* _STATED EXERCISE_
The material below should be written out in full and exactly; pictures stay out of the copy.

* _PROVIDED DATA_

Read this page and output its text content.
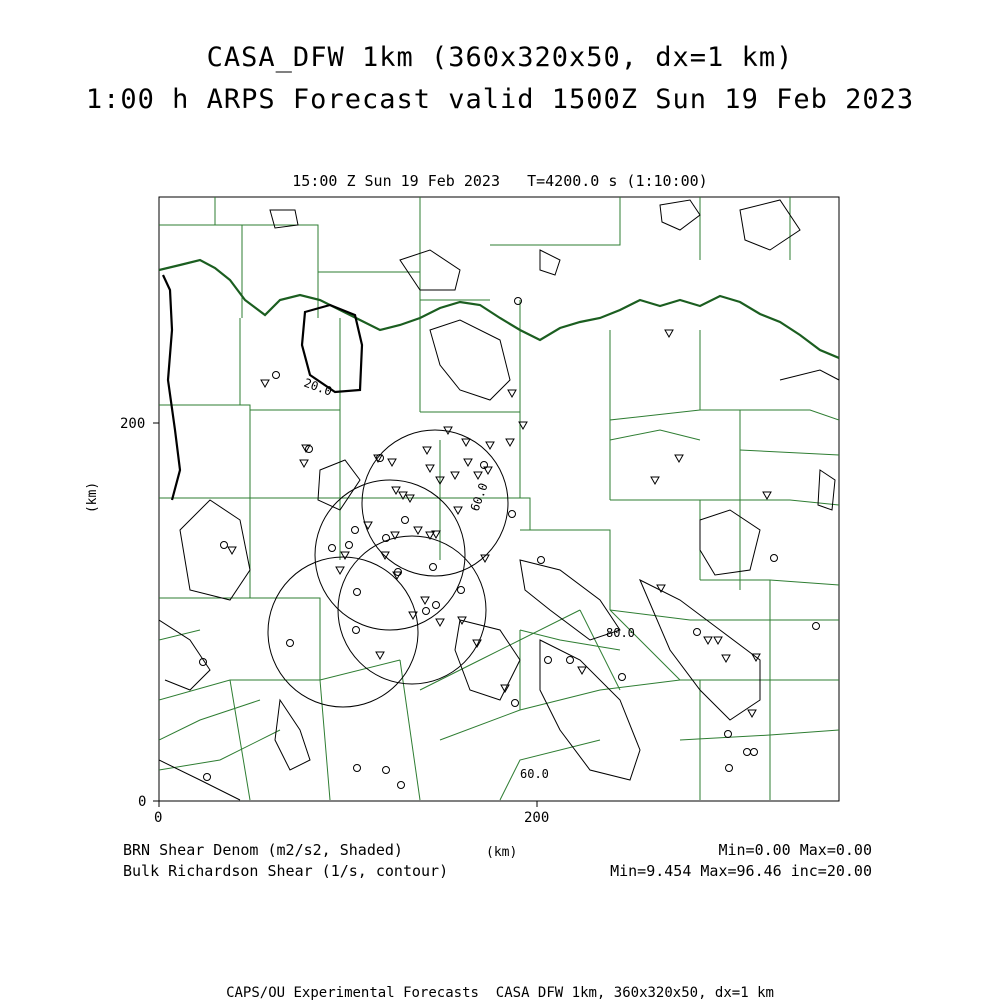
CASA_DFW 1km (360x320x50, dx=1 km)
1:00 h ARPS Forecast valid 1500Z Sun 19 Feb 2023
15:00 Z Sun 19 Feb 2023   T=4200.0 s (1:10:00)
20.0
60.0
80.0
60.0
0	200
0
200
(km)
(km)
BRN Shear Denom (m2/s2, Shaded)
Bulk Richardson Shear (1/s, contour)
Min=0.00 Max=0.00
Min=9.454 Max=96.46 inc=20.00
CAPS/OU Experimental Forecasts  CASA DFW 1km, 360x320x50, dx=1 km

* _THE ANSWER_
Read this page and output its text content.
CASA_DFW 1km (360x320x50, dx=1 km)
1:00 h ARPS Forecast valid 1500Z Sun 19 Feb 2023
15:00 Z Sun 19 Feb 2023   T=4200.0 s (1:10:00)
20.0
60.0
80.0
60.0
0	200
0
200
(km)
(km)
BRN Shear Denom (m2/s2, Shaded)
Bulk Richardson Shear (1/s, contour)
Min=0.00 Max=0.00
Min=9.454 Max=96.46 inc=20.00
CAPS/OU Experimental Forecasts  CASA DFW 1km, 360x320x50, dx=1 km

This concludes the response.